____ Text shown
Medicaid switch stirs grumbles Challenge to MCOs, and to providers

May 03, 1998|By M. William Salganik | M. William Salganik,SUN STAFF

The switch of the state's medical assistance program to a managed care system has saved $40 million this year and will save $50 million annually in future years, state officials say.

At the same time, it has proved a challenge to the managed care companies as they struggle to absorb hundreds of thousands of new members, some of whom -- such as the homeless -- present problems they haven't seen before.

And the change has produced even more problems for clinics, hospitals and doctors, who complain about slower and lower payments. Some examples:

Jeff Singer, interim director of Health Care for the Homeless, says his organization is seeing the same patients, providing more care, and getting paid less. "We'll probably see a 50 percent reduction in Medicaid revenue," Singer said. Medicaid payments account for about 10 percent of his budget.

Patricia Cassatt, director of People's Community Health Center in Baltimore, said her clinic has laid off 11 employees, about 30 percent of its staff, while struggling to care for the same volume of patients. "I don't want to say we're cutting corners," she said, "but we're not as comprehensive as we used to be."

The Kennedy Krieger Institute experienced a 40 percent drop in patient volume for the first three months, although it is now close to normal, said Dr. Gary W. Goldstein, its president. The institute, which serves children with disabilities, usually operates with about a 2 percent profit margin, but will be in the red by percent to 3 percent this year, Goldstein added.

Medicaid receivables for hospitals -- payments for treatment due from Medicaid -- reached an average of 125.8 days in 1997, up from 70 days in 1995, according to the Maryland Hospital Association. All receivables, from Medicaid and other payers, were at 81.4 days in 1997, MHA said.

Dr. Martin P. Wasserman, state health secretary, said that while there have been some start-up problems and lower payments to providers, the disruption and financial problems should be temporary.

"Remember, this is the beginning of a process," he said.

By providing good preventive care, he said, health plans and providers can keep people healthier and still run at a profit.

The Medicare HMO program is aimed at controlling the state's spending on Medicaid, health insurance for the poor and disabled. Previously, the state Medicaid program generally operated under a traditional fee-for-service basis -- a system that saw state Medicaid spending jump 21 percent in five years, to about $2.3 billion.

By moving more than 300,000 Medicaid recipients -- mostly welfare mothers and their children -- into HMO-like plans called managed care organizations, or MCOs, the state instead pays a fixed monthly rate per enrollee, or capitation rate, designed to peg state spending at 90 percent of what it would expect to pay in fee-for-service payments.
________
▶ [What this exercise asks]
1. Answer these questions from the Medicaid article:
(a) How much has the switch to managed care saved the state this year, according to state officials?
(b) How many employees has People's Community Health Center laid off?
(c) What was the average number of days for hospitals' Medicaid receivables in 1997?
2. Proceed with the Medicaid article, writing on from its final sentence.
The rows that come next are separate material, unrelated to the Medicaid article.
____ Record excerpts
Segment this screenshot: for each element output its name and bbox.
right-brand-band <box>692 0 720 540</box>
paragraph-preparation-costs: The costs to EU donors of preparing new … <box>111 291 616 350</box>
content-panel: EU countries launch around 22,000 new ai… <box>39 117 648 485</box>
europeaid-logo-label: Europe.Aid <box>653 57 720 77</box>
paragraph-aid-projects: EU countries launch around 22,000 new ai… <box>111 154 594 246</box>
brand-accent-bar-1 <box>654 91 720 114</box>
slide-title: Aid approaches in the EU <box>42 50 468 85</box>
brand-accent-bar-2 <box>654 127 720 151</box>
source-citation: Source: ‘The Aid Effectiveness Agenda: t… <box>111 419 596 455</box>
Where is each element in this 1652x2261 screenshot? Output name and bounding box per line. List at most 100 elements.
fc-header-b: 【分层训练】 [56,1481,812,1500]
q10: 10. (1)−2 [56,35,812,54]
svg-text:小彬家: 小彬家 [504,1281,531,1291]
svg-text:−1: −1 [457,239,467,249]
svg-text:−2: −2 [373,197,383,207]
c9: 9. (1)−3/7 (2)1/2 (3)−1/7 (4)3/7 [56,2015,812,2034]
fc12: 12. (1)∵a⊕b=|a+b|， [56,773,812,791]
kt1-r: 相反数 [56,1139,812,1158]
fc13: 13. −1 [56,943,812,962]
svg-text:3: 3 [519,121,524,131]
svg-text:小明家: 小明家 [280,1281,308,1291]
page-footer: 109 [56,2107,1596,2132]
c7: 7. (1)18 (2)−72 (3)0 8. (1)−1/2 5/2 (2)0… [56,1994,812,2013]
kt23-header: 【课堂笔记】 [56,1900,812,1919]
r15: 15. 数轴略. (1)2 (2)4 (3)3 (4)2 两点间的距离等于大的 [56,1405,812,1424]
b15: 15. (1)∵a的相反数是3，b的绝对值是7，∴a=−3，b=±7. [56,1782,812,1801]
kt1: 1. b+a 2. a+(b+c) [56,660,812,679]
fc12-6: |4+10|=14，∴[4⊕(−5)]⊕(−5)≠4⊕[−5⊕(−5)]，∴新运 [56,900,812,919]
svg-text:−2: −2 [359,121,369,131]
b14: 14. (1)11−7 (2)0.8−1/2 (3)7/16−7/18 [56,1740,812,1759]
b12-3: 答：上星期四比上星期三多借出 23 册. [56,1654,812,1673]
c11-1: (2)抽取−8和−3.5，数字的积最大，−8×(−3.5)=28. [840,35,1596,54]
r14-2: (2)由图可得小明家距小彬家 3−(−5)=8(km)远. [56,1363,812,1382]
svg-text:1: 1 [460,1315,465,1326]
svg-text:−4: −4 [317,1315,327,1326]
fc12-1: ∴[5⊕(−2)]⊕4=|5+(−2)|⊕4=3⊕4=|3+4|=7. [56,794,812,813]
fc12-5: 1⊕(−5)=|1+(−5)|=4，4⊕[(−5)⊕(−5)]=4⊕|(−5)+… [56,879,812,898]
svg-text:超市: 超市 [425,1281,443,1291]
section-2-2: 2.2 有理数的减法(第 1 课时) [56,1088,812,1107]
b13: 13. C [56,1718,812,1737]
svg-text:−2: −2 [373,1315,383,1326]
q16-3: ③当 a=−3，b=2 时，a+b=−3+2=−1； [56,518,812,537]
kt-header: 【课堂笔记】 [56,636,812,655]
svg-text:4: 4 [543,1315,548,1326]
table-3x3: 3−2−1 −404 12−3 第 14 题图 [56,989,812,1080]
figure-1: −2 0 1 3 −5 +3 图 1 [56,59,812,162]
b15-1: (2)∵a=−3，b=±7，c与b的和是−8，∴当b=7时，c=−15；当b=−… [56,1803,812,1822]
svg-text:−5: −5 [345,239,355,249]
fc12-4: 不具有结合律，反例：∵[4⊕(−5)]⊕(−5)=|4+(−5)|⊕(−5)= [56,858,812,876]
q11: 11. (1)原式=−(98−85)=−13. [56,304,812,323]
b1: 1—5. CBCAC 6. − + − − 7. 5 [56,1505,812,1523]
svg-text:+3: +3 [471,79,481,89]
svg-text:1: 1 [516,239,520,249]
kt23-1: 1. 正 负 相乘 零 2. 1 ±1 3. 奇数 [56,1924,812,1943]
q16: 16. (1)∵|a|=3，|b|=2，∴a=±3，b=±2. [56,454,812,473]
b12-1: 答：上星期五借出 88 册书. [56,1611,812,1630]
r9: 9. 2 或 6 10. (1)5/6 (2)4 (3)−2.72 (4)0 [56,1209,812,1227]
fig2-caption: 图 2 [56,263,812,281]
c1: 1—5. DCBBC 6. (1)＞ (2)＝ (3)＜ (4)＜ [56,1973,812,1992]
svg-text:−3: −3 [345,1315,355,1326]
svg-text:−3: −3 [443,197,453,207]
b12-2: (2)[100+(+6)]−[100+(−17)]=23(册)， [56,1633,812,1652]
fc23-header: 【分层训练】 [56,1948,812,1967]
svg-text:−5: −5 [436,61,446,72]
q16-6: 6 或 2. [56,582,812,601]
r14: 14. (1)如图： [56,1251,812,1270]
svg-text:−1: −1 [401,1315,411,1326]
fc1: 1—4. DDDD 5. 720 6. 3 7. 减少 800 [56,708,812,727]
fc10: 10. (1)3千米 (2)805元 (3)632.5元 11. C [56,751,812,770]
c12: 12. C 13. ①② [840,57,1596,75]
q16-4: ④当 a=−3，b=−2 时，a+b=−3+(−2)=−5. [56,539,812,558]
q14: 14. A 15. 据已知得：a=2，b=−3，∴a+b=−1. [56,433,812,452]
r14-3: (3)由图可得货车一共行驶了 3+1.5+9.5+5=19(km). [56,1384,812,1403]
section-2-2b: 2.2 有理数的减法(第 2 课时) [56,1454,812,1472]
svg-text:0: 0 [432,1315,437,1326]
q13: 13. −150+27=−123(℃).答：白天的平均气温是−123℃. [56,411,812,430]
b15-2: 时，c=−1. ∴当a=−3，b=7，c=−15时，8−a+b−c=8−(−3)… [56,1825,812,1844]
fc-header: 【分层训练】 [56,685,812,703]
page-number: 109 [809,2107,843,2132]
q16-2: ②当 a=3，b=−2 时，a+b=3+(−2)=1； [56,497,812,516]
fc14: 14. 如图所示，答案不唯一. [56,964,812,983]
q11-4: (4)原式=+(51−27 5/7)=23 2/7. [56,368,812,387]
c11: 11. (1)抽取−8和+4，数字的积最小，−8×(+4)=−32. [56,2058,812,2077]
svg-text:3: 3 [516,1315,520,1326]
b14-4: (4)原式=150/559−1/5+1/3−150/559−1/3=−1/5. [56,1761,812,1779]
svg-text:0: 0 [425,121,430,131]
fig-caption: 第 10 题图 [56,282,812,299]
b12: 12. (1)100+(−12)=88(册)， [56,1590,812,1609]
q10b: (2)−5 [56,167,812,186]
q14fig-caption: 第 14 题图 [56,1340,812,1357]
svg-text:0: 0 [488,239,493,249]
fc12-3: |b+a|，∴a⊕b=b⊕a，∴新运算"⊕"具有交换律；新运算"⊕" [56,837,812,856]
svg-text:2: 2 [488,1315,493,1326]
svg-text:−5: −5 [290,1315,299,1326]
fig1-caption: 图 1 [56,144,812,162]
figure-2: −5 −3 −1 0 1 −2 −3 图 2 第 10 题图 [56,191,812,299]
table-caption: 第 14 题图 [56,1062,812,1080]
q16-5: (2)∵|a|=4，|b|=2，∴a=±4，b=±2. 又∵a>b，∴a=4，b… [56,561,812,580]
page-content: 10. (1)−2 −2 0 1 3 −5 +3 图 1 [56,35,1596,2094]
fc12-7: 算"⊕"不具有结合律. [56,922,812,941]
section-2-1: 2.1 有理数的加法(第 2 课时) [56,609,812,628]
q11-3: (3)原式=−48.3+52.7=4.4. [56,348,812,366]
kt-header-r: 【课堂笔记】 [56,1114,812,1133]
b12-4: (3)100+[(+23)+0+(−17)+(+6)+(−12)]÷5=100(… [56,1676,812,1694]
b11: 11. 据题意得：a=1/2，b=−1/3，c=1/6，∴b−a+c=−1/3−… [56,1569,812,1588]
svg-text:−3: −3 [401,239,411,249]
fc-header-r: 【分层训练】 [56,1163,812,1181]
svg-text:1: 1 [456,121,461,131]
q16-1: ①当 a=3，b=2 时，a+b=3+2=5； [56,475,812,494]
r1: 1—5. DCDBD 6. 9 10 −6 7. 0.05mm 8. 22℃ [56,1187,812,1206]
________
▶ [Expected results]
1.
(a) $40 million.
(b) 11 employees, about 30 percent of its staff.
(c) 125.8 days.

2.
Besides controlling costs, Wasserman said, the program, called Health Choice, should improve care by giving every patient a "medical home" and providing financial incentives for the MCOs to keep their members healthy.

The program's regulations, he said, specify required exams and timetables to make sure that Medicaid recipients get appropriate care.

"We have changed Medicaid from a bill-paying, passive organization to a system with a lot more oversight," Wasserman said. "I am asking for value returned on my dollar. I am asking the MCOs to give me what I pay for."

It is too early, he said, to determine whether care has met standards. Audits of care delivery are scheduled to begin next month.

Dr. Peter Beilenson, Baltimore health commissioner and a critic of managed care for Medicaid, said he believes that some categories of patients -- substance abusers, disabled children and mental health patients -- "are falling through the cracks."

So far, he said, indications of problems are "anecdotal," and he believes that the state should have moved more quickly and aggressively to track care.

The state began sending enrollment packets covering more than 300,000 people last June. Medicaid enrollees (excluding some categories, such as nursing home residents) were asked to choose among three HMOs that have traditionally enrolled some Medicaid patients and six start-ups, most sponsored by hospitals.

People who failed to make a choice were "auto-assigned" by an enrollment contractor, based on their previous doctor, if known, otherwise randomly. About 40 percent in Maryland were auto-assigned, according to Wasserman, who said that compares favorably with other states, where the figure has been around 50 percent.

The three traditional HMOs wound up with about two-thirds of the enrollees: 77,609 in FreeState (owned by Blue Cross Blue Shield of Maryland), 75,692 in Prudential and 55,237 in United HealthCare (Chesapeake), as of the end of last month.